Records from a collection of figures
-.-.-
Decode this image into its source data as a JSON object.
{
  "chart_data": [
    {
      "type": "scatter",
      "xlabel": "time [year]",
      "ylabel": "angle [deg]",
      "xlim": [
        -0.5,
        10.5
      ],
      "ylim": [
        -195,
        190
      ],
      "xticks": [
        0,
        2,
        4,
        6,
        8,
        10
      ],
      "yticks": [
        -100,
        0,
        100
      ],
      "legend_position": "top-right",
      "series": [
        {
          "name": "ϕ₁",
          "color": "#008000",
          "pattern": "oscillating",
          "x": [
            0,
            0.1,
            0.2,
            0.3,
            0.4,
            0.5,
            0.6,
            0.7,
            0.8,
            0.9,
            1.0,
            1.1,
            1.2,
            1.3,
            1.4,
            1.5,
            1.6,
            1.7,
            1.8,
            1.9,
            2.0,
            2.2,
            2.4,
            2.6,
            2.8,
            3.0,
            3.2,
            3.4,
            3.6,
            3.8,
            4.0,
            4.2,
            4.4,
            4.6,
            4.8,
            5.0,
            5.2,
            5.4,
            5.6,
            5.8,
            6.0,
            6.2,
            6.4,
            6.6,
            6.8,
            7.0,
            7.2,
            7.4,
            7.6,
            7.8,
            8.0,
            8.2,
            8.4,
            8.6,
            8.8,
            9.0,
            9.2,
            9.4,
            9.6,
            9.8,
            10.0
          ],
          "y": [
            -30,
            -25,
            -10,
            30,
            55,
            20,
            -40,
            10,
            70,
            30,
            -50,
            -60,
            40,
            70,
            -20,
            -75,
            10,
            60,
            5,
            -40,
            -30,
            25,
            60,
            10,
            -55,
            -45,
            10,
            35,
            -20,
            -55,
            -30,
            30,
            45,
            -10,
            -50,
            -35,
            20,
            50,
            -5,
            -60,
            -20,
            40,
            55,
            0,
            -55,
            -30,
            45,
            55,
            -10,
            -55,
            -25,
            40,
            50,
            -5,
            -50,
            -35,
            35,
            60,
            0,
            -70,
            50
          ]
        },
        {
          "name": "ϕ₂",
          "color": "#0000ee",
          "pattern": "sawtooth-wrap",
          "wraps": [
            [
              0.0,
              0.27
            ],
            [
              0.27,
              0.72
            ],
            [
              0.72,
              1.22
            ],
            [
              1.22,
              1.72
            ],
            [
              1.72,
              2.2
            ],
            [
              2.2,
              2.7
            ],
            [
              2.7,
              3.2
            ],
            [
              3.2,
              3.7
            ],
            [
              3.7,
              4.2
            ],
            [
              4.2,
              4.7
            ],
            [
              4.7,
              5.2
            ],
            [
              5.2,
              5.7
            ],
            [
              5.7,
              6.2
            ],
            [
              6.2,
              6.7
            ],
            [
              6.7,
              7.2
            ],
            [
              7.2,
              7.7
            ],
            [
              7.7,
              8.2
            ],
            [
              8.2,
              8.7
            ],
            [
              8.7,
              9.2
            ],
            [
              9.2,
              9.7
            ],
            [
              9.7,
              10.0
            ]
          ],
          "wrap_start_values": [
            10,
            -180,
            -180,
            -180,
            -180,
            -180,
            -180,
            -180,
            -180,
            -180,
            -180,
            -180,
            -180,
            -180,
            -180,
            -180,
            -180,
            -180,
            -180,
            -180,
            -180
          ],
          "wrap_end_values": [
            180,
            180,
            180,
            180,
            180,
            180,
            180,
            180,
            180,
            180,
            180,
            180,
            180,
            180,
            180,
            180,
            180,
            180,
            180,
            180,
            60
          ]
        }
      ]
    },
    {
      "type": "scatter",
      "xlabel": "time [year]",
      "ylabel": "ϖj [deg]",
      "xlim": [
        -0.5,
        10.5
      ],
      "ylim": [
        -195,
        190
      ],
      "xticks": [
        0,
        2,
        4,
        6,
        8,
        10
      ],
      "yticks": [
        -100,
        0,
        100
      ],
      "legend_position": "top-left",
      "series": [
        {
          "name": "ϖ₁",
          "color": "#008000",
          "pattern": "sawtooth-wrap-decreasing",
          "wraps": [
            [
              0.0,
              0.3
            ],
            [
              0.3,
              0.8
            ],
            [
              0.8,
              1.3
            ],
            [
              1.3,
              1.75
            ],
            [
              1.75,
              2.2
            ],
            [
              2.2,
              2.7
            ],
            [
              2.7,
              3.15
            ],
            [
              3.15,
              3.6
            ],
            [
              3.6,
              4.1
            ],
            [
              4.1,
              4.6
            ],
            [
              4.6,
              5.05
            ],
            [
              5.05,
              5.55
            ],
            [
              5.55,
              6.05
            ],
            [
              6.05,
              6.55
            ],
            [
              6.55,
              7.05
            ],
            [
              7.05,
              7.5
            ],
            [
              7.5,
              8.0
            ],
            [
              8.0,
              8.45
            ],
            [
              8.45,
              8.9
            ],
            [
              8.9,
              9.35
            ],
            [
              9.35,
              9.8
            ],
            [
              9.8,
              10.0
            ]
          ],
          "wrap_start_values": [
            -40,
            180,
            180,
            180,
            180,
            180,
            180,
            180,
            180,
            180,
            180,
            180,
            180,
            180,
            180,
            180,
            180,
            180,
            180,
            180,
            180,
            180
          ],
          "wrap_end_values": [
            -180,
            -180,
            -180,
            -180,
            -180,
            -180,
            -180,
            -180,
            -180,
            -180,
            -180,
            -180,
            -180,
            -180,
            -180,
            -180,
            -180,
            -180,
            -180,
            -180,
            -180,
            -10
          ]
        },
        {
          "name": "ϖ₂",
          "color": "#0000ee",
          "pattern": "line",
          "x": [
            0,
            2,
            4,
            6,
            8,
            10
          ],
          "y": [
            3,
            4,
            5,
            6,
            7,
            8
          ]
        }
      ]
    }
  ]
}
-.-.-
* [What is needed]
Reproduce every record above exactly as it appears.

* [Answer]
Decode this image into its source data as a JSON object.
{
  "chart_data": [
    {
      "type": "scatter",
      "xlabel": "time [year]",
      "ylabel": "angle [deg]",
      "xlim": [
        -0.5,
        10.5
      ],
      "ylim": [
        -195,
        190
      ],
      "xticks": [
        0,
        2,
        4,
        6,
        8,
        10
      ],
      "yticks": [
        -100,
        0,
        100
      ],
      "legend_position": "top-right",
      "series": [
        {
          "name": "ϕ₁",
          "color": "#008000",
          "pattern": "oscillating",
          "x": [
            0,
            0.1,
            0.2,
            0.3,
            0.4,
            0.5,
            0.6,
            0.7,
            0.8,
            0.9,
            1.0,
            1.1,
            1.2,
            1.3,
            1.4,
            1.5,
            1.6,
            1.7,
            1.8,
            1.9,
            2.0,
            2.2,
            2.4,
            2.6,
            2.8,
            3.0,
            3.2,
            3.4,
            3.6,
            3.8,
            4.0,
            4.2,
            4.4,
            4.6,
            4.8,
            5.0,
            5.2,
            5.4,
            5.6,
            5.8,
            6.0,
            6.2,
            6.4,
            6.6,
            6.8,
            7.0,
            7.2,
            7.4,
            7.6,
            7.8,
            8.0,
            8.2,
            8.4,
            8.6,
            8.8,
            9.0,
            9.2,
            9.4,
            9.6,
            9.8,
            10.0
          ],
          "y": [
            -30,
            -25,
            -10,
            30,
            55,
            20,
            -40,
            10,
            70,
            30,
            -50,
            -60,
            40,
            70,
            -20,
            -75,
            10,
            60,
            5,
            -40,
            -30,
            25,
            60,
            10,
            -55,
            -45,
            10,
            35,
            -20,
            -55,
            -30,
            30,
            45,
            -10,
            -50,
            -35,
            20,
            50,
            -5,
            -60,
            -20,
            40,
            55,
            0,
            -55,
            -30,
            45,
            55,
            -10,
            -55,
            -25,
            40,
            50,
            -5,
            -50,
            -35,
            35,
            60,
            0,
            -70,
            50
          ]
        },
        {
          "name": "ϕ₂",
          "color": "#0000ee",
          "pattern": "sawtooth-wrap",
          "wraps": [
            [
              0.0,
              0.27
            ],
            [
              0.27,
              0.72
            ],
            [
              0.72,
              1.22
            ],
            [
              1.22,
              1.72
            ],
            [
              1.72,
              2.2
            ],
            [
              2.2,
              2.7
            ],
            [
              2.7,
              3.2
            ],
            [
              3.2,
              3.7
            ],
            [
              3.7,
              4.2
            ],
            [
              4.2,
              4.7
            ],
            [
              4.7,
              5.2
            ],
            [
              5.2,
              5.7
            ],
            [
              5.7,
              6.2
            ],
            [
              6.2,
              6.7
            ],
            [
              6.7,
              7.2
            ],
            [
              7.2,
              7.7
            ],
            [
              7.7,
              8.2
            ],
            [
              8.2,
              8.7
            ],
            [
              8.7,
              9.2
            ],
            [
              9.2,
              9.7
            ],
            [
              9.7,
              10.0
            ]
          ],
          "wrap_start_values": [
            10,
            -180,
            -180,
            -180,
            -180,
            -180,
            -180,
            -180,
            -180,
            -180,
            -180,
            -180,
            -180,
            -180,
            -180,
            -180,
            -180,
            -180,
            -180,
            -180,
            -180
          ],
          "wrap_end_values": [
            180,
            180,
            180,
            180,
            180,
            180,
            180,
            180,
            180,
            180,
            180,
            180,
            180,
            180,
            180,
            180,
            180,
            180,
            180,
            180,
            60
          ]
        }
      ]
    },
    {
      "type": "scatter",
      "xlabel": "time [year]",
      "ylabel": "ϖj [deg]",
      "xlim": [
        -0.5,
        10.5
      ],
      "ylim": [
        -195,
        190
      ],
      "xticks": [
        0,
        2,
        4,
        6,
        8,
        10
      ],
      "yticks": [
        -100,
        0,
        100
      ],
      "legend_position": "top-left",
      "series": [
        {
          "name": "ϖ₁",
          "color": "#008000",
          "pattern": "sawtooth-wrap-decreasing",
          "wraps": [
            [
              0.0,
              0.3
            ],
            [
              0.3,
              0.8
            ],
            [
              0.8,
              1.3
            ],
            [
              1.3,
              1.75
            ],
            [
              1.75,
              2.2
            ],
            [
              2.2,
              2.7
            ],
            [
              2.7,
              3.15
            ],
            [
              3.15,
              3.6
            ],
            [
              3.6,
              4.1
            ],
            [
              4.1,
              4.6
            ],
            [
              4.6,
              5.05
            ],
            [
              5.05,
              5.55
            ],
            [
              5.55,
              6.05
            ],
            [
              6.05,
              6.55
            ],
            [
              6.55,
              7.05
            ],
            [
              7.05,
              7.5
            ],
            [
              7.5,
              8.0
            ],
            [
              8.0,
              8.45
            ],
            [
              8.45,
              8.9
            ],
            [
              8.9,
              9.35
            ],
            [
              9.35,
              9.8
            ],
            [
              9.8,
              10.0
            ]
          ],
          "wrap_start_values": [
            -40,
            180,
            180,
            180,
            180,
            180,
            180,
            180,
            180,
            180,
            180,
            180,
            180,
            180,
            180,
            180,
            180,
            180,
            180,
            180,
            180,
            180
          ],
          "wrap_end_values": [
            -180,
            -180,
            -180,
            -180,
            -180,
            -180,
            -180,
            -180,
            -180,
            -180,
            -180,
            -180,
            -180,
            -180,
            -180,
            -180,
            -180,
            -180,
            -180,
            -180,
            -180,
            -10
          ]
        },
        {
          "name": "ϖ₂",
          "color": "#0000ee",
          "pattern": "line",
          "x": [
            0,
            2,
            4,
            6,
            8,
            10
          ],
          "y": [
            3,
            4,
            5,
            6,
            7,
            8
          ]
        }
      ]
    }
  ]
}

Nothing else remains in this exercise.